▸ Stated exercise
In the passage below about Enumerable methods returning arrays, reproduce everything from "Now that Enumerators" down to "to create instead." word for word.

— START Selected passage —

I don’t understand the last sentence - a whole bunch of Enumerable
methods like #map, #select etc are already hard-coded to return an
Array, so you currently have no choice.

With what I propose you can use any method you like to build the result.
If you don’t want an array, then don’t use to_a. You could use ‘inject’
or ‘each’ or ‘each_with_object’ to gather the resulting elements in
whatever way you like: e.g.

a.meth1 { … }.meth2 { …}.each { |x,y| h[x] = y }

Or even, as the original example I posted shows, you can just use the
results as they arrive and then discard them:

a.meth1 { … }.meth2 { …}.each { |x| puts x }

Now that Enumerators exist, the fact that Enumerable methods are
hard-coded always to create an Array seems very limiting. There are so
many other things you might want to create instead.

— END Selected passage —
— START Stored rows —

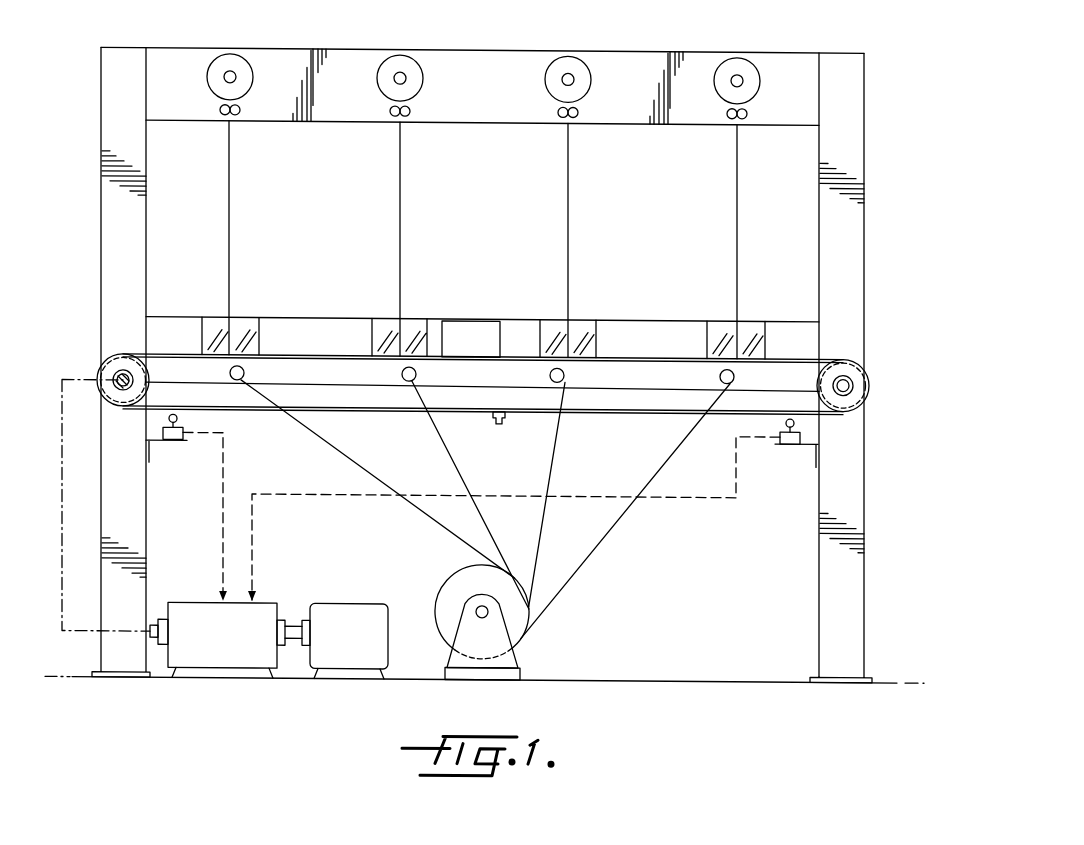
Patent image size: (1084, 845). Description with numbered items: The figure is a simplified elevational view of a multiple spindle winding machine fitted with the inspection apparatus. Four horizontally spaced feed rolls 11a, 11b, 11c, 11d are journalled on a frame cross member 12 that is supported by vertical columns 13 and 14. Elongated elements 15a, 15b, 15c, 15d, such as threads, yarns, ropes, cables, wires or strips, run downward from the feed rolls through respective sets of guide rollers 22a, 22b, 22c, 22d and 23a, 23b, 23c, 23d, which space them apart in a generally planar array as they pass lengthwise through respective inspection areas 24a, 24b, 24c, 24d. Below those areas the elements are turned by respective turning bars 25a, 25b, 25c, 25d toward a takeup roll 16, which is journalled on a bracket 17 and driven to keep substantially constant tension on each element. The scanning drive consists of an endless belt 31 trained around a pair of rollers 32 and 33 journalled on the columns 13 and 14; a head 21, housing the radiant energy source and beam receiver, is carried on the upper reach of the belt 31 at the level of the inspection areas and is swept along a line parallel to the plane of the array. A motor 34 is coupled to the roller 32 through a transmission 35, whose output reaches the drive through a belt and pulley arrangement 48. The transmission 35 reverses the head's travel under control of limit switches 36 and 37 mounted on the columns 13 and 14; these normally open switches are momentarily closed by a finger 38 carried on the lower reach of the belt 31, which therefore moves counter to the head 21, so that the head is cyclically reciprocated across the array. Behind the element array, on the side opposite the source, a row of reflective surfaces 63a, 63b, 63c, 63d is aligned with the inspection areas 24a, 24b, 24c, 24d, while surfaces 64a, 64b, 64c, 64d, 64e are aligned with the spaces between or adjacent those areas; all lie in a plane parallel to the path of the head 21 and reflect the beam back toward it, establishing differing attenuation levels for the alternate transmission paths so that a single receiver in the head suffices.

The feed roll 11a is at (212, 55).
The feed roll 11b is at (382, 55).
The feed roll 11c is at (550, 55).
The feed roll 11d is at (719, 55).
The frame cross member 12 is at (303, 48).
The vertical column 13 is at (103, 190).
The vertical column 14 is at (864, 208).
The elongated element 15a is at (233, 212).
The elongated element 15b is at (404, 216).
The elongated element 15c is at (572, 216).
The elongated element 15d is at (741, 218).
The takeup roll 16 is at (452, 578).
The bracket 17 is at (518, 656).
The head 21 is at (481, 315).
The guide roller 22a is at (217, 113).
The guide roller 22b is at (387, 113).
The guide roller 22c is at (555, 113).
The guide roller 22d is at (724, 113).
The guide roller 23a is at (238, 113).
The guide roller 23b is at (408, 113).
The guide roller 23c is at (576, 113).
The guide roller 23d is at (745, 113).
The inspection area 24a is at (266, 330).
The inspection area 24b is at (430, 322).
The inspection area 24c is at (604, 332).
The inspection area 24d is at (750, 330).
The turning bar 25a is at (246, 372).
The turning bar 25b is at (418, 372).
The turning bar 25c is at (566, 372).
The turning bar 25d is at (736, 372).
The endless belt 31 is at (349, 356).
The roller 32 is at (112, 368).
The roller 33 is at (856, 370).
The motor 34 is at (342, 600).
The transmission 35 is at (184, 600).
The limit switch 36 is at (178, 440).
The limit switch 37 is at (786, 440).
The finger 38 is at (503, 420).
The belt and pulley arrangement 48 is at (92, 634).
The reflective surface 63a is at (243, 320).
The reflective surface 63b is at (371, 326).
The reflective surface 63c is at (580, 320).
The reflective surface 63d is at (722, 328).
The reflective surface 64a is at (174, 326).
The reflective surface 64b is at (323, 327).
The reflective surface 64c is at (514, 326).
The reflective surface 64d is at (679, 326).
The reflective surface 64e is at (786, 326).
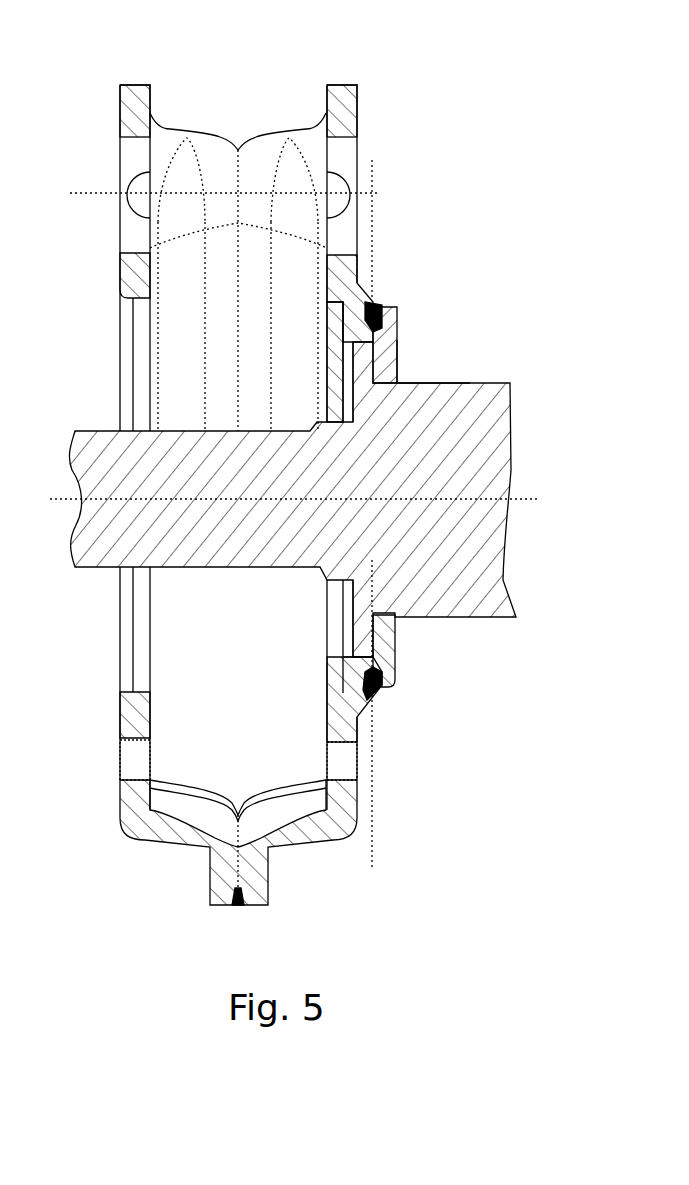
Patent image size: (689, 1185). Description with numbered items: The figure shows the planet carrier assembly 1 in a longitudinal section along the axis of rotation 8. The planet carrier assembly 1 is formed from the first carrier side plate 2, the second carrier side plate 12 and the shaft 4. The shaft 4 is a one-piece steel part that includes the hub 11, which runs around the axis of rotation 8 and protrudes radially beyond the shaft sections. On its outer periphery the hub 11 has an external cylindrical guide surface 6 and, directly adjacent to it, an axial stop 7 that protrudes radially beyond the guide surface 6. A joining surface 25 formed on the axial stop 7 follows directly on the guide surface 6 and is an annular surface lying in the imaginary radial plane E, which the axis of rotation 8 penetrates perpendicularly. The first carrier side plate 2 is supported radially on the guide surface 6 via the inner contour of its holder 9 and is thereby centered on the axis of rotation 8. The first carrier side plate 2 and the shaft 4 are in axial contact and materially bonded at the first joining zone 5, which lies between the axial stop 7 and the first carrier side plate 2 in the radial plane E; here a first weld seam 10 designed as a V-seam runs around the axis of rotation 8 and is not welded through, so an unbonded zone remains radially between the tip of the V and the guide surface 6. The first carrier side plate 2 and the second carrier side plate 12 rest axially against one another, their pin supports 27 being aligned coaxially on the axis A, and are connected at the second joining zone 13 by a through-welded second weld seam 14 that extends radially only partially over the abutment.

The planet carrier assembly 1 is at (497, 178).
The first carrier side plate 2 is at (345, 85).
The shaft 4 is at (505, 552).
The first joining zone 5 is at (396, 312).
The guide surface 6 is at (378, 702).
The axial stop 7 is at (408, 359).
The axis of rotation 8 is at (537, 498).
The holder 9 is at (400, 342).
The first weld seam 10 is at (380, 300).
The hub 11 is at (396, 625).
The second carrier side plate 12 is at (140, 85).
The second joining zone 13 is at (212, 880).
The second weld seam 14 is at (238, 906).
The joining surface 25 is at (396, 650).
The pin supports 27 is at (140, 137).
The axis A is at (80, 193).
The radial plane E is at (373, 508).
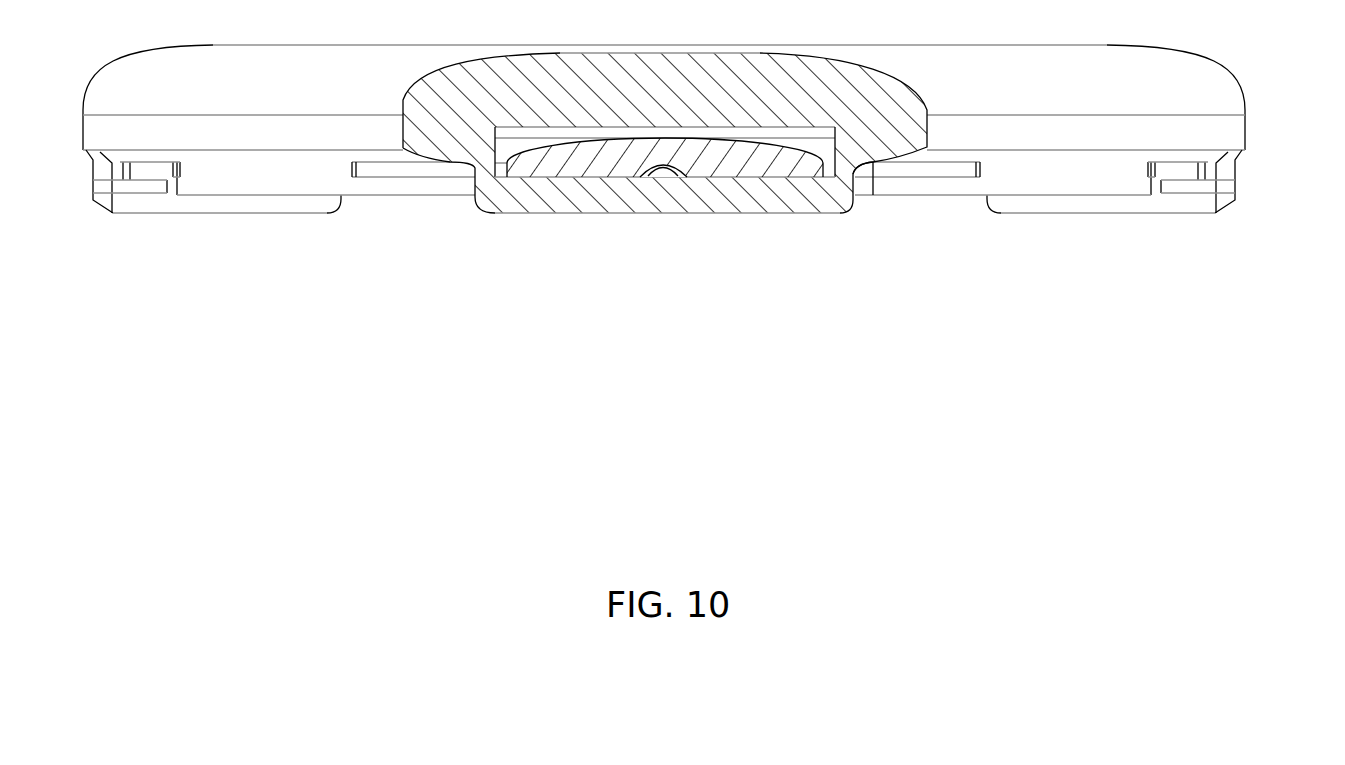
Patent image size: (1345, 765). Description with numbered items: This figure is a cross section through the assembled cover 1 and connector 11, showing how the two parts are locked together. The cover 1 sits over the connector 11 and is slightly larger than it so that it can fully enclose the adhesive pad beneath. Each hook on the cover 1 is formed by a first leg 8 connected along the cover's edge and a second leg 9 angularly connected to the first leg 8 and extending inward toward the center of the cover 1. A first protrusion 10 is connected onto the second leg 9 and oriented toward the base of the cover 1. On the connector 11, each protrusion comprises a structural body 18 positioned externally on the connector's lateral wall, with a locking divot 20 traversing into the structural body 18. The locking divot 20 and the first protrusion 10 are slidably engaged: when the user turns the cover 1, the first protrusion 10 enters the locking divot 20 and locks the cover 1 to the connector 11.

The cover 1 is at (1258, 91).
The first leg 8 is at (857, 170).
The second leg 9 is at (827, 207).
The first protrusion 10 is at (663, 175).
The connector 11 is at (400, 203).
The structural body 18 is at (550, 168).
The locking divot 20 is at (669, 158).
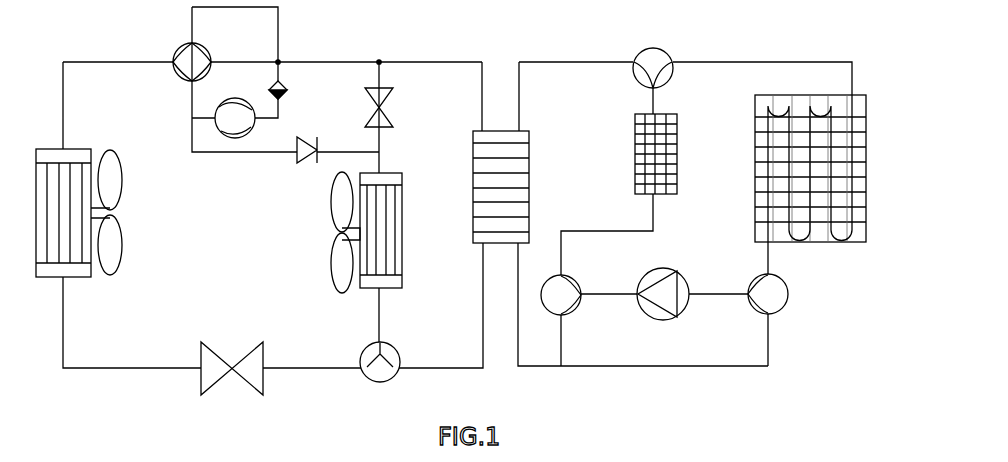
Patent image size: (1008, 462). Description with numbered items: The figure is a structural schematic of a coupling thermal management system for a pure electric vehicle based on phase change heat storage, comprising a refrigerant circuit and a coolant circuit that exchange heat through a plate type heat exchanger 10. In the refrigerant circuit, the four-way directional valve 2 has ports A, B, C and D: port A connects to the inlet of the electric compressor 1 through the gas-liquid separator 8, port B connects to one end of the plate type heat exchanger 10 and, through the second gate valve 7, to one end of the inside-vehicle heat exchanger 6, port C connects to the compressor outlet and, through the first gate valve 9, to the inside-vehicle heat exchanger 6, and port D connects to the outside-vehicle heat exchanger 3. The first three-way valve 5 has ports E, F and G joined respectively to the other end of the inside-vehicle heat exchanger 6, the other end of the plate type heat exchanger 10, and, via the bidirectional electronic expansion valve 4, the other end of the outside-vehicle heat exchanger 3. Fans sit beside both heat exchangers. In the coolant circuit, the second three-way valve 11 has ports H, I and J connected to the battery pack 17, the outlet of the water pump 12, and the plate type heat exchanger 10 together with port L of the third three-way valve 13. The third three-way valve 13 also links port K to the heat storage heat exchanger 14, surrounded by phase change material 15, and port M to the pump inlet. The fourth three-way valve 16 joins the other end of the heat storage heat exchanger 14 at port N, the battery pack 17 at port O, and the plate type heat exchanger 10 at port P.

The electric compressor 1 is at (238, 99).
The four-way directional valve 2 is at (205, 44).
The outside-vehicle heat exchanger 3 is at (80, 279).
The bidirectional electronic expansion valve 4 is at (213, 354).
The first three-way valve 5 is at (366, 346).
The inside-vehicle heat exchanger 6 is at (403, 226).
The second gate valve 7 is at (388, 118).
The gas-liquid separator 8 is at (285, 84).
The first gate valve 9 is at (307, 141).
The plate type heat exchanger 10 is at (529, 184).
The second three-way valve 11 is at (580, 282).
The water pump 12 is at (672, 272).
The third three-way valve 13 is at (787, 297).
The heat storage heat exchanger 14 is at (850, 226).
The phase change material 15 is at (868, 103).
The fourth three-way valve 16 is at (672, 82).
The battery pack 17 is at (679, 150).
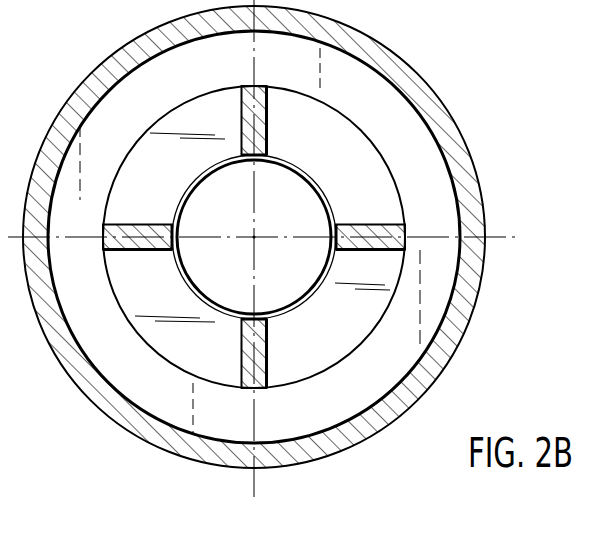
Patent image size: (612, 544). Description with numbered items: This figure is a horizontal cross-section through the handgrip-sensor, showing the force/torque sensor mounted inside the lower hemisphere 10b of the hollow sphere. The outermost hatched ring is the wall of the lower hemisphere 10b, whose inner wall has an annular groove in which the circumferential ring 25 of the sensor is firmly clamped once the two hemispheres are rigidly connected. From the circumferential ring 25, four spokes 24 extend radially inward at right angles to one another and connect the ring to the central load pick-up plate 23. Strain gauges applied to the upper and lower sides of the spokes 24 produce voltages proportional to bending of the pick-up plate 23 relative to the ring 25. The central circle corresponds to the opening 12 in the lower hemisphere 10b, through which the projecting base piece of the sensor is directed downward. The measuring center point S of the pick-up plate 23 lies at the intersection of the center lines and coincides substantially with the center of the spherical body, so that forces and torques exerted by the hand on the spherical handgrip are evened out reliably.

The lower hemisphere 10b is at (457, 178).
The circumferential ring 25 is at (390, 107).
The spokes 24 is at (362, 227).
The load pick-up plate 23 is at (197, 263).
The opening 12 is at (315, 292).
The measuring center point S is at (256, 236).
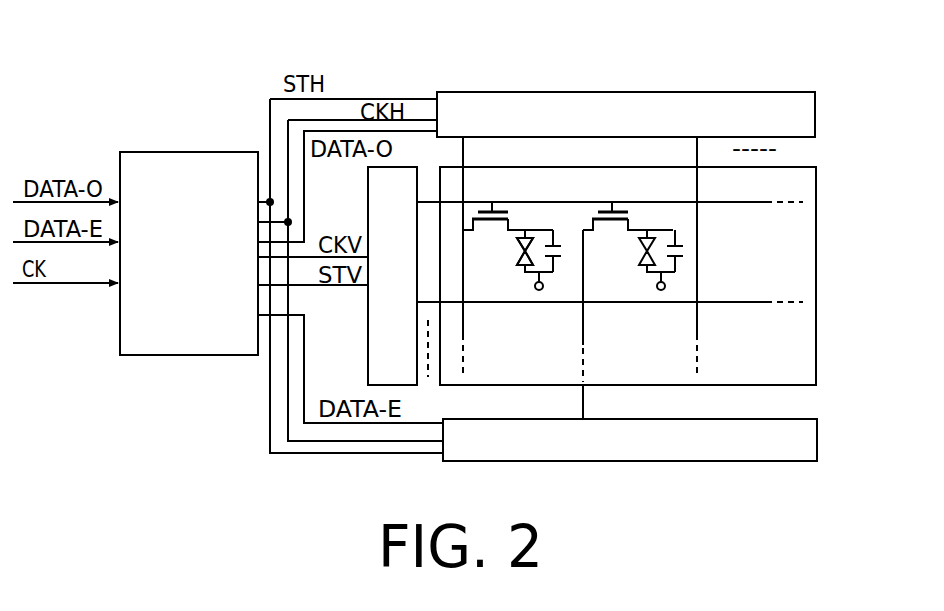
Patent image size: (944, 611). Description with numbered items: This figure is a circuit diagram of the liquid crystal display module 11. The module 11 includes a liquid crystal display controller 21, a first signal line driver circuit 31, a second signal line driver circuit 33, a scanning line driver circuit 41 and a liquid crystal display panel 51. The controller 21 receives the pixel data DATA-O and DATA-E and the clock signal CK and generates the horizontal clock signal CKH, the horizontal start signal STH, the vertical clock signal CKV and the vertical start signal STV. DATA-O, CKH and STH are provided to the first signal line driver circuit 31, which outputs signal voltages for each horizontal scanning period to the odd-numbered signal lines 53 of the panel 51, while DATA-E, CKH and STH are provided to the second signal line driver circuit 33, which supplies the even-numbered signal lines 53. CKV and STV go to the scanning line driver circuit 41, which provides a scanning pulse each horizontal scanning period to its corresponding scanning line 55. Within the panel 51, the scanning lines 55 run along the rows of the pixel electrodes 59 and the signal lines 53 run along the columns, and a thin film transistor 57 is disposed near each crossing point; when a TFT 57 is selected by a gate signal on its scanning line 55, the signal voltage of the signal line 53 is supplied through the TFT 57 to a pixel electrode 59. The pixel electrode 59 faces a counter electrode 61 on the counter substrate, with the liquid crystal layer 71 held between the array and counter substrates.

The liquid crystal display module 11 is at (633, 82).
The liquid crystal display controller 21 is at (183, 358).
The first signal line driver circuit 31 is at (722, 93).
The second signal line driver circuit 33 is at (695, 463).
The scanning line driver circuit 41 is at (368, 338).
The liquid crystal display panel 51 is at (833, 272).
The signal line 53 is at (464, 191).
The scanning line 55 is at (737, 203).
The thin film transistor 57 is at (508, 212).
The pixel electrode 59 is at (527, 235).
The counter electrode 61 is at (522, 262).
The liquid crystal layer 71 is at (512, 250).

— END Stored rows —

▸ Solution below
Now that Enumerators exist, the fact that Enumerable methods are
hard-coded always to create an Array seems very limiting. There are so
many other things you might want to create instead.